What needs to be done: Review the listing and copy each line that holds the word "value".
^^^^^^^^
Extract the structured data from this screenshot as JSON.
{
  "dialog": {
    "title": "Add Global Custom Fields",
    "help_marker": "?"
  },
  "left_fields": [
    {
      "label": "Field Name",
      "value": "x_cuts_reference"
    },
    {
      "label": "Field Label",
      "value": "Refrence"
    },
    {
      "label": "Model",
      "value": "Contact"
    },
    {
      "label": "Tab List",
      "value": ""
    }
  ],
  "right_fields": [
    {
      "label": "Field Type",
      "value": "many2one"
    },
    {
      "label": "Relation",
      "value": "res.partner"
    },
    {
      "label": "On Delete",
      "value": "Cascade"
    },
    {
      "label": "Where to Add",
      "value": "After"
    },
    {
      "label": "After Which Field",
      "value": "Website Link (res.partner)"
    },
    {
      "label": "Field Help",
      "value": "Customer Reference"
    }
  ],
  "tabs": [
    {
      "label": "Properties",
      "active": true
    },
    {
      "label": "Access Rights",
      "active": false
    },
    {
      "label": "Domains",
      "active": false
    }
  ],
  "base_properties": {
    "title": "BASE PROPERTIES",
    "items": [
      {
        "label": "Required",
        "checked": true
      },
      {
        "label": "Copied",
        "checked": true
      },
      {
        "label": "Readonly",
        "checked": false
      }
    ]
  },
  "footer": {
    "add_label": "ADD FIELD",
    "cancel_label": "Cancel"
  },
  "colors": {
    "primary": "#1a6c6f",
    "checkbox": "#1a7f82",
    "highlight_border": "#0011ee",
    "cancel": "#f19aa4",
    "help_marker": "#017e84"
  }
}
^^^^^^^^
Task answer:
      "value": "x_cuts_reference"
      "value": "Refrence"
      "value": "Contact"
      "value": ""
      "value": "many2one"
      "value": "res.partner"
      "value": "Cascade"
      "value": "After"
      "value": "Website Link (res.partner)"
      "value": "Customer Reference"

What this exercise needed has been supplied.